# RECORD LIST:
## begin

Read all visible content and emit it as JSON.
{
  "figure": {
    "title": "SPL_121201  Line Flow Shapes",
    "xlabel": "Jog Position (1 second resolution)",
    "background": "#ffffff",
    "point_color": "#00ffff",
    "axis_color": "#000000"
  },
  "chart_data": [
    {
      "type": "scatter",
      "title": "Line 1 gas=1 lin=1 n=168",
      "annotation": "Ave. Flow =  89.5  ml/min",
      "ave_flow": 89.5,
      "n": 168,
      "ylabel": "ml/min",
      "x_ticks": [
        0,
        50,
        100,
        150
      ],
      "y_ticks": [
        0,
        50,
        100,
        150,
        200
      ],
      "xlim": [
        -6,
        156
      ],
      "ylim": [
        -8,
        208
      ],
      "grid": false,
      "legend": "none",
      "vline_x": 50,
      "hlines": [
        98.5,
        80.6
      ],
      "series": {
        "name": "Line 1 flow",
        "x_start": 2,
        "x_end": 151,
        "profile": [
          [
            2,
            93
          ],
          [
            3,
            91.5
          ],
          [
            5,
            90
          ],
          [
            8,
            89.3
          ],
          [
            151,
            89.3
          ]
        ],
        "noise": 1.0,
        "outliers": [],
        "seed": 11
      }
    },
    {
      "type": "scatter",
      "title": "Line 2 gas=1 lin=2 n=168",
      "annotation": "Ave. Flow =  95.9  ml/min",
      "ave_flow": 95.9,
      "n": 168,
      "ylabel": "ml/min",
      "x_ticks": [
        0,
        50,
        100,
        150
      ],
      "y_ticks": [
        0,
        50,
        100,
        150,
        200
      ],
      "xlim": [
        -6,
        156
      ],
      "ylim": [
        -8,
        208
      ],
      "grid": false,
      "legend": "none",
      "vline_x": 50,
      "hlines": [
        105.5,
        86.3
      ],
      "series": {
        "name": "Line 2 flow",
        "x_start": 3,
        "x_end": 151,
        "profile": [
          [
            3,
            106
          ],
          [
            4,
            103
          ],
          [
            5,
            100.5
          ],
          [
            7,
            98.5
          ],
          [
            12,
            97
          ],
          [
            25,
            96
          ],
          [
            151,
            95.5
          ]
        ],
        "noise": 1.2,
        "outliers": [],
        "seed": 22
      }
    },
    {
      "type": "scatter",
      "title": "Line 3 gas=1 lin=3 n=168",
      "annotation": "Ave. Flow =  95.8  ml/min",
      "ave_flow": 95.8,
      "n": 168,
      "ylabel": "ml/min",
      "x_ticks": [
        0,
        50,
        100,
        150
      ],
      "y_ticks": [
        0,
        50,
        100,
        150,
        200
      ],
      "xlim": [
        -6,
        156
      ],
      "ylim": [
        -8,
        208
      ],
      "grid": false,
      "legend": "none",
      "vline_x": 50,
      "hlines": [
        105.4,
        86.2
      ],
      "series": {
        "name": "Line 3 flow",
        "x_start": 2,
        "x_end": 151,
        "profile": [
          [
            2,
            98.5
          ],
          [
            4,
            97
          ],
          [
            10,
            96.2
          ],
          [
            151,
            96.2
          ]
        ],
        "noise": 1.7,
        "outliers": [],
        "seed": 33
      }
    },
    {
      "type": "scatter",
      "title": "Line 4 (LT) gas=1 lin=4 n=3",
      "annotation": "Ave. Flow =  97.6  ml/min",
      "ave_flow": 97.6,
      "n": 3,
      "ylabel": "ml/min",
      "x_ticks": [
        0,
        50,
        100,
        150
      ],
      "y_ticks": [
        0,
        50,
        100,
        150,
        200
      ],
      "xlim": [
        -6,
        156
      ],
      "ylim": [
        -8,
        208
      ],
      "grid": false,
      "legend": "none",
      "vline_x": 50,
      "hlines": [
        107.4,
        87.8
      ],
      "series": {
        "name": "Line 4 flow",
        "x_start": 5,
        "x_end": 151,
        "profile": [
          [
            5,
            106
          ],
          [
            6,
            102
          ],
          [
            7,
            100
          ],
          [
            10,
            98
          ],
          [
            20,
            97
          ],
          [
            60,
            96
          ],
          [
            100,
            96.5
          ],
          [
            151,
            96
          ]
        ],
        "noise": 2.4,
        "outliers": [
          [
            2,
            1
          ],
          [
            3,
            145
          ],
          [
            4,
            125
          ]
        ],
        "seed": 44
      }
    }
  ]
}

## end

# WHAT THE TASK REQUIRES:
Extract all of the data above without altering anything.

# RESPONSE FOR THIS EXERCISE:
Read all visible content and emit it as JSON.
{
  "figure": {
    "title": "SPL_121201  Line Flow Shapes",
    "xlabel": "Jog Position (1 second resolution)",
    "background": "#ffffff",
    "point_color": "#00ffff",
    "axis_color": "#000000"
  },
  "chart_data": [
    {
      "type": "scatter",
      "title": "Line 1 gas=1 lin=1 n=168",
      "annotation": "Ave. Flow =  89.5  ml/min",
      "ave_flow": 89.5,
      "n": 168,
      "ylabel": "ml/min",
      "x_ticks": [
        0,
        50,
        100,
        150
      ],
      "y_ticks": [
        0,
        50,
        100,
        150,
        200
      ],
      "xlim": [
        -6,
        156
      ],
      "ylim": [
        -8,
        208
      ],
      "grid": false,
      "legend": "none",
      "vline_x": 50,
      "hlines": [
        98.5,
        80.6
      ],
      "series": {
        "name": "Line 1 flow",
        "x_start": 2,
        "x_end": 151,
        "profile": [
          [
            2,
            93
          ],
          [
            3,
            91.5
          ],
          [
            5,
            90
          ],
          [
            8,
            89.3
          ],
          [
            151,
            89.3
          ]
        ],
        "noise": 1.0,
        "outliers": [],
        "seed": 11
      }
    },
    {
      "type": "scatter",
      "title": "Line 2 gas=1 lin=2 n=168",
      "annotation": "Ave. Flow =  95.9  ml/min",
      "ave_flow": 95.9,
      "n": 168,
      "ylabel": "ml/min",
      "x_ticks": [
        0,
        50,
        100,
        150
      ],
      "y_ticks": [
        0,
        50,
        100,
        150,
        200
      ],
      "xlim": [
        -6,
        156
      ],
      "ylim": [
        -8,
        208
      ],
      "grid": false,
      "legend": "none",
      "vline_x": 50,
      "hlines": [
        105.5,
        86.3
      ],
      "series": {
        "name": "Line 2 flow",
        "x_start": 3,
        "x_end": 151,
        "profile": [
          [
            3,
            106
          ],
          [
            4,
            103
          ],
          [
            5,
            100.5
          ],
          [
            7,
            98.5
          ],
          [
            12,
            97
          ],
          [
            25,
            96
          ],
          [
            151,
            95.5
          ]
        ],
        "noise": 1.2,
        "outliers": [],
        "seed": 22
      }
    },
    {
      "type": "scatter",
      "title": "Line 3 gas=1 lin=3 n=168",
      "annotation": "Ave. Flow =  95.8  ml/min",
      "ave_flow": 95.8,
      "n": 168,
      "ylabel": "ml/min",
      "x_ticks": [
        0,
        50,
        100,
        150
      ],
      "y_ticks": [
        0,
        50,
        100,
        150,
        200
      ],
      "xlim": [
        -6,
        156
      ],
      "ylim": [
        -8,
        208
      ],
      "grid": false,
      "legend": "none",
      "vline_x": 50,
      "hlines": [
        105.4,
        86.2
      ],
      "series": {
        "name": "Line 3 flow",
        "x_start": 2,
        "x_end": 151,
        "profile": [
          [
            2,
            98.5
          ],
          [
            4,
            97
          ],
          [
            10,
            96.2
          ],
          [
            151,
            96.2
          ]
        ],
        "noise": 1.7,
        "outliers": [],
        "seed": 33
      }
    },
    {
      "type": "scatter",
      "title": "Line 4 (LT) gas=1 lin=4 n=3",
      "annotation": "Ave. Flow =  97.6  ml/min",
      "ave_flow": 97.6,
      "n": 3,
      "ylabel": "ml/min",
      "x_ticks": [
        0,
        50,
        100,
        150
      ],
      "y_ticks": [
        0,
        50,
        100,
        150,
        200
      ],
      "xlim": [
        -6,
        156
      ],
      "ylim": [
        -8,
        208
      ],
      "grid": false,
      "legend": "none",
      "vline_x": 50,
      "hlines": [
        107.4,
        87.8
      ],
      "series": {
        "name": "Line 4 flow",
        "x_start": 5,
        "x_end": 151,
        "profile": [
          [
            5,
            106
          ],
          [
            6,
            102
          ],
          [
            7,
            100
          ],
          [
            10,
            98
          ],
          [
            20,
            97
          ],
          [
            60,
            96
          ],
          [
            100,
            96.5
          ],
          [
            151,
            96
          ]
        ],
        "noise": 2.4,
        "outliers": [
          [
            2,
            1
          ],
          [
            3,
            145
          ],
          [
            4,
            125
          ]
        ],
        "seed": 44
      }
    }
  ]
}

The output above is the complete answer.